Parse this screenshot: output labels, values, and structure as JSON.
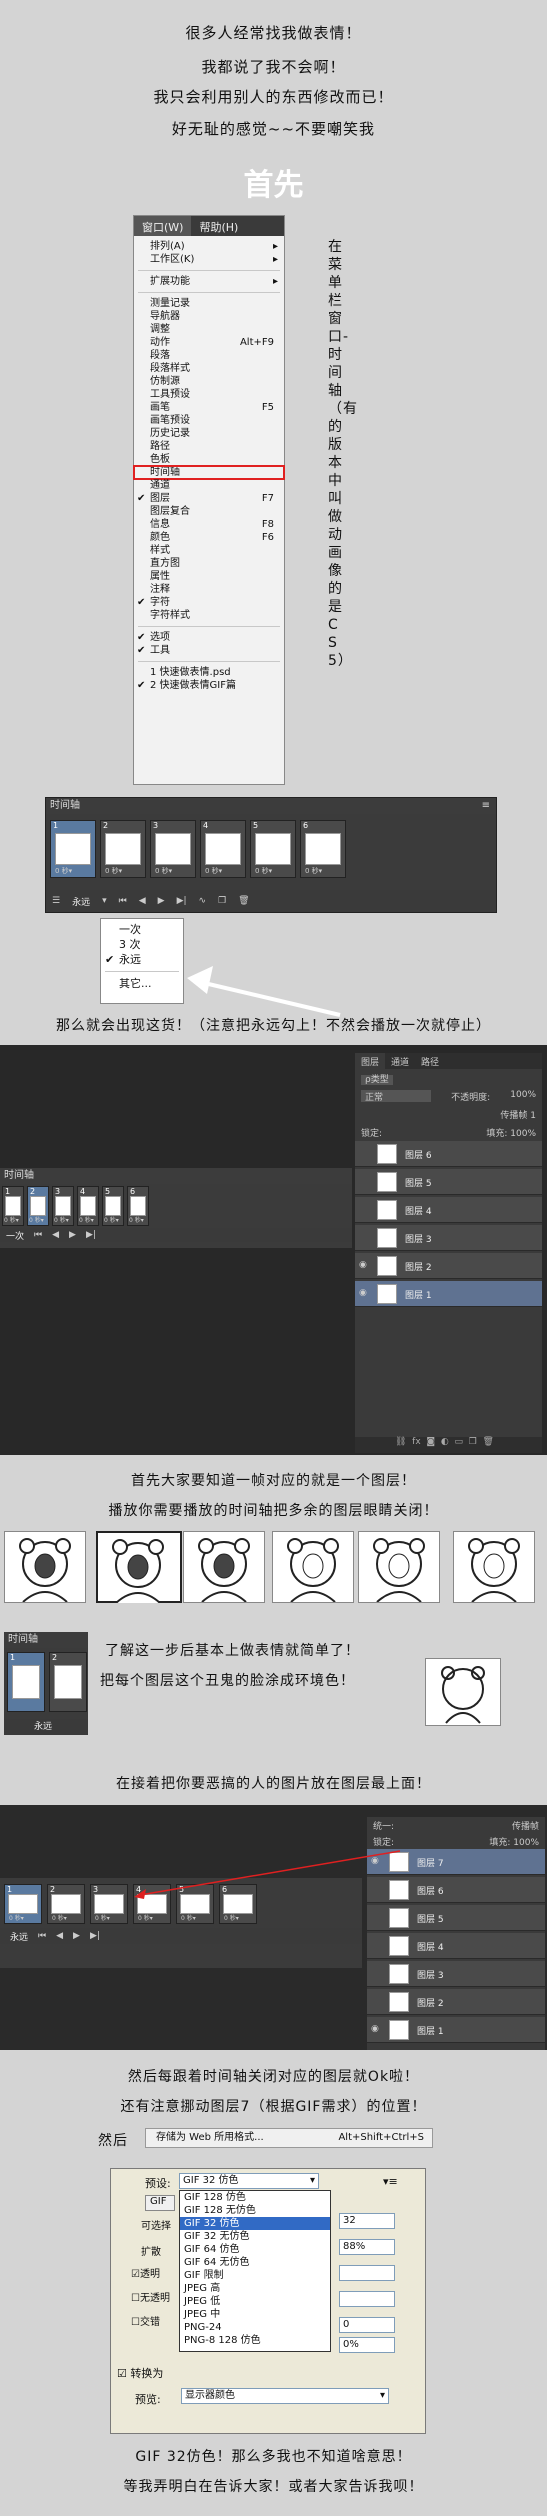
{
  "intro": {
    "lines": [
      "很多人经常找我做表情！",
      "我都说了我不会啊！",
      "我只会利用别人的东西修改而已！",
      "好无耻的感觉~~不要嘲笑我"
    ],
    "heading": "首先"
  },
  "menu": {
    "bar": [
      "窗口(W)",
      "帮助(H)"
    ],
    "groups": [
      [
        {
          "label": "排列(A)",
          "arrow": "▸"
        },
        {
          "label": "工作区(K)",
          "arrow": "▸"
        }
      ],
      [
        {
          "label": "扩展功能",
          "arrow": "▸"
        }
      ],
      [
        {
          "label": "测量记录"
        },
        {
          "label": "导航器"
        },
        {
          "label": "调整"
        },
        {
          "label": "动作",
          "shortcut": "Alt+F9"
        },
        {
          "label": "段落"
        },
        {
          "label": "段落样式"
        },
        {
          "label": "仿制源"
        },
        {
          "label": "工具预设"
        },
        {
          "label": "画笔",
          "shortcut": "F5"
        },
        {
          "label": "画笔预设"
        },
        {
          "label": "历史记录"
        },
        {
          "label": "路径"
        },
        {
          "label": "色板"
        },
        {
          "label": "时间轴",
          "highlight": true
        },
        {
          "label": "通道"
        },
        {
          "label": "图层",
          "shortcut": "F7",
          "checked": "✔"
        },
        {
          "label": "图层复合"
        },
        {
          "label": "信息",
          "shortcut": "F8"
        },
        {
          "label": "颜色",
          "shortcut": "F6"
        },
        {
          "label": "样式"
        },
        {
          "label": "直方图"
        },
        {
          "label": "属性"
        },
        {
          "label": "注释"
        },
        {
          "label": "字符",
          "checked": "✔"
        },
        {
          "label": "字符样式"
        }
      ],
      [
        {
          "label": "选项",
          "checked": "✔"
        },
        {
          "label": "工具",
          "checked": "✔"
        }
      ],
      [
        {
          "label": "1 快速做表情.psd"
        },
        {
          "label": "2 快速做表情GIF篇",
          "checked": "✔"
        }
      ]
    ],
    "vertical_note": "在菜单栏 窗口-时间轴（有的版本中叫做动画像的是CS5）"
  },
  "timeline1": {
    "title": "时间轴",
    "frames": [
      {
        "num": "1",
        "dur": "0 秒▾"
      },
      {
        "num": "2",
        "dur": "0 秒▾"
      },
      {
        "num": "3",
        "dur": "0 秒▾"
      },
      {
        "num": "4",
        "dur": "0 秒▾"
      },
      {
        "num": "5",
        "dur": "0 秒▾"
      },
      {
        "num": "6",
        "dur": "0 秒▾"
      }
    ],
    "loop_value": "永远",
    "loop_options": [
      {
        "label": "一次"
      },
      {
        "label": "3 次"
      },
      {
        "label": "永远",
        "checked": "✔"
      },
      {
        "label": "其它..."
      }
    ]
  },
  "note1": "那么就会出现这货！（注意把永远勾上！不然会播放一次就停止）",
  "ps_window": {
    "layers_tabs": [
      "图层",
      "通道",
      "路径"
    ],
    "kind_label": "ρ类型",
    "blend": "正常",
    "opacity_label": "不透明度:",
    "opacity": "100%",
    "lock_label": "锁定:",
    "fill_label": "填充:",
    "fill": "100%",
    "propagate": "传播帧 1",
    "layers": [
      "图层 6",
      "图层 5",
      "图层 4",
      "图层 3",
      "图层 2",
      "图层 1"
    ],
    "timeline_title": "时间轴",
    "frames": [
      "1",
      "2",
      "3",
      "4",
      "5",
      "6"
    ],
    "frame_dur": "0 秒▾",
    "loop": "一次"
  },
  "note2": [
    "首先大家要知道一帧对应的就是一个图层！",
    "播放你需要播放的时间轴把多余的图层眼睛关闭！"
  ],
  "note3": [
    "了解这一步后基本上做表情就简单了！",
    "把每个图层这个丑鬼的脸涂成环境色！"
  ],
  "mini_timeline": {
    "title": "时间轴",
    "loop": "永远",
    "frames": [
      "1",
      "2"
    ]
  },
  "note4": "在接着把你要恶搞的人的图片放在图层最上面！",
  "ps_window2": {
    "lock_label": "锁定:",
    "fill_label": "填充:",
    "fill": "100%",
    "unify_label": "统一:",
    "propagate": "传播帧",
    "layers": [
      "图层 7",
      "图层 6",
      "图层 5",
      "图层 4",
      "图层 3",
      "图层 2",
      "图层 1"
    ],
    "frames": [
      "1",
      "2",
      "3",
      "4",
      "5",
      "6"
    ],
    "frame_dur": "0 秒▾",
    "loop": "永远"
  },
  "note5": [
    "然后每跟着时间轴关闭对应的图层就Ok啦！",
    "还有注意挪动图层7（根据GIF需求）的位置！"
  ],
  "save_row": {
    "prefix": "然后",
    "command": "存储为 Web 所用格式...",
    "shortcut": "Alt+Shift+Ctrl+S"
  },
  "sfw": {
    "preset_label": "预设:",
    "preset_value": "GIF 32 仿色",
    "gif_label": "GIF",
    "options": [
      {
        "label": "GIF 128 仿色"
      },
      {
        "label": "GIF 128 无仿色"
      },
      {
        "label": "GIF 32 仿色",
        "selected": true
      },
      {
        "label": "GIF 32 无仿色"
      },
      {
        "label": "GIF 64 仿色"
      },
      {
        "label": "GIF 64 无仿色"
      },
      {
        "label": "GIF 限制"
      },
      {
        "label": "JPEG 高"
      },
      {
        "label": "JPEG 低"
      },
      {
        "label": "JPEG 中"
      },
      {
        "label": "PNG-24"
      },
      {
        "label": "PNG-8 128 仿色"
      }
    ],
    "left_labels": [
      "可选择",
      "扩散",
      "透明",
      "无透明",
      "交错"
    ],
    "colors_value": "32",
    "dither_value": "88%",
    "lossy_value": "0",
    "web_snap_value": "0%",
    "convert_label": "转换为",
    "preview_label": "预览:",
    "preview_value": "显示器颜色",
    "menu_glyph": "▾≡"
  },
  "outro": [
    "GIF 32仿色！那么多我也不知道啥意思！",
    "等我弄明白在告诉大家！或者大家告诉我呗！"
  ]
}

========================

[INSTRUCTIONS FOR THE TASK] Transcribe the records above exactly, omitting every picture they contain.

[ANSWER]
Parse this screenshot: output labels, values, and structure as JSON.
{
  "intro": {
    "lines": [
      "很多人经常找我做表情！",
      "我都说了我不会啊！",
      "我只会利用别人的东西修改而已！",
      "好无耻的感觉~~不要嘲笑我"
    ],
    "heading": "首先"
  },
  "menu": {
    "bar": [
      "窗口(W)",
      "帮助(H)"
    ],
    "groups": [
      [
        {
          "label": "排列(A)",
          "arrow": "▸"
        },
        {
          "label": "工作区(K)",
          "arrow": "▸"
        }
      ],
      [
        {
          "label": "扩展功能",
          "arrow": "▸"
        }
      ],
      [
        {
          "label": "测量记录"
        },
        {
          "label": "导航器"
        },
        {
          "label": "调整"
        },
        {
          "label": "动作",
          "shortcut": "Alt+F9"
        },
        {
          "label": "段落"
        },
        {
          "label": "段落样式"
        },
        {
          "label": "仿制源"
        },
        {
          "label": "工具预设"
        },
        {
          "label": "画笔",
          "shortcut": "F5"
        },
        {
          "label": "画笔预设"
        },
        {
          "label": "历史记录"
        },
        {
          "label": "路径"
        },
        {
          "label": "色板"
        },
        {
          "label": "时间轴",
          "highlight": true
        },
        {
          "label": "通道"
        },
        {
          "label": "图层",
          "shortcut": "F7",
          "checked": "✔"
        },
        {
          "label": "图层复合"
        },
        {
          "label": "信息",
          "shortcut": "F8"
        },
        {
          "label": "颜色",
          "shortcut": "F6"
        },
        {
          "label": "样式"
        },
        {
          "label": "直方图"
        },
        {
          "label": "属性"
        },
        {
          "label": "注释"
        },
        {
          "label": "字符",
          "checked": "✔"
        },
        {
          "label": "字符样式"
        }
      ],
      [
        {
          "label": "选项",
          "checked": "✔"
        },
        {
          "label": "工具",
          "checked": "✔"
        }
      ],
      [
        {
          "label": "1 快速做表情.psd"
        },
        {
          "label": "2 快速做表情GIF篇",
          "checked": "✔"
        }
      ]
    ],
    "vertical_note": "在菜单栏 窗口-时间轴（有的版本中叫做动画像的是CS5）"
  },
  "timeline1": {
    "title": "时间轴",
    "frames": [
      {
        "num": "1",
        "dur": "0 秒▾"
      },
      {
        "num": "2",
        "dur": "0 秒▾"
      },
      {
        "num": "3",
        "dur": "0 秒▾"
      },
      {
        "num": "4",
        "dur": "0 秒▾"
      },
      {
        "num": "5",
        "dur": "0 秒▾"
      },
      {
        "num": "6",
        "dur": "0 秒▾"
      }
    ],
    "loop_value": "永远",
    "loop_options": [
      {
        "label": "一次"
      },
      {
        "label": "3 次"
      },
      {
        "label": "永远",
        "checked": "✔"
      },
      {
        "label": "其它..."
      }
    ]
  },
  "note1": "那么就会出现这货！（注意把永远勾上！不然会播放一次就停止）",
  "ps_window": {
    "layers_tabs": [
      "图层",
      "通道",
      "路径"
    ],
    "kind_label": "ρ类型",
    "blend": "正常",
    "opacity_label": "不透明度:",
    "opacity": "100%",
    "lock_label": "锁定:",
    "fill_label": "填充:",
    "fill": "100%",
    "propagate": "传播帧 1",
    "layers": [
      "图层 6",
      "图层 5",
      "图层 4",
      "图层 3",
      "图层 2",
      "图层 1"
    ],
    "timeline_title": "时间轴",
    "frames": [
      "1",
      "2",
      "3",
      "4",
      "5",
      "6"
    ],
    "frame_dur": "0 秒▾",
    "loop": "一次"
  },
  "note2": [
    "首先大家要知道一帧对应的就是一个图层！",
    "播放你需要播放的时间轴把多余的图层眼睛关闭！"
  ],
  "note3": [
    "了解这一步后基本上做表情就简单了！",
    "把每个图层这个丑鬼的脸涂成环境色！"
  ],
  "mini_timeline": {
    "title": "时间轴",
    "loop": "永远",
    "frames": [
      "1",
      "2"
    ]
  },
  "note4": "在接着把你要恶搞的人的图片放在图层最上面！",
  "ps_window2": {
    "lock_label": "锁定:",
    "fill_label": "填充:",
    "fill": "100%",
    "unify_label": "统一:",
    "propagate": "传播帧",
    "layers": [
      "图层 7",
      "图层 6",
      "图层 5",
      "图层 4",
      "图层 3",
      "图层 2",
      "图层 1"
    ],
    "frames": [
      "1",
      "2",
      "3",
      "4",
      "5",
      "6"
    ],
    "frame_dur": "0 秒▾",
    "loop": "永远"
  },
  "note5": [
    "然后每跟着时间轴关闭对应的图层就Ok啦！",
    "还有注意挪动图层7（根据GIF需求）的位置！"
  ],
  "save_row": {
    "prefix": "然后",
    "command": "存储为 Web 所用格式...",
    "shortcut": "Alt+Shift+Ctrl+S"
  },
  "sfw": {
    "preset_label": "预设:",
    "preset_value": "GIF 32 仿色",
    "gif_label": "GIF",
    "options": [
      {
        "label": "GIF 128 仿色"
      },
      {
        "label": "GIF 128 无仿色"
      },
      {
        "label": "GIF 32 仿色",
        "selected": true
      },
      {
        "label": "GIF 32 无仿色"
      },
      {
        "label": "GIF 64 仿色"
      },
      {
        "label": "GIF 64 无仿色"
      },
      {
        "label": "GIF 限制"
      },
      {
        "label": "JPEG 高"
      },
      {
        "label": "JPEG 低"
      },
      {
        "label": "JPEG 中"
      },
      {
        "label": "PNG-24"
      },
      {
        "label": "PNG-8 128 仿色"
      }
    ],
    "left_labels": [
      "可选择",
      "扩散",
      "透明",
      "无透明",
      "交错"
    ],
    "colors_value": "32",
    "dither_value": "88%",
    "lossy_value": "0",
    "web_snap_value": "0%",
    "convert_label": "转换为",
    "preview_label": "预览:",
    "preview_value": "显示器颜色",
    "menu_glyph": "▾≡"
  },
  "outro": [
    "GIF 32仿色！那么多我也不知道啥意思！",
    "等我弄明白在告诉大家！或者大家告诉我呗！"
  ]
}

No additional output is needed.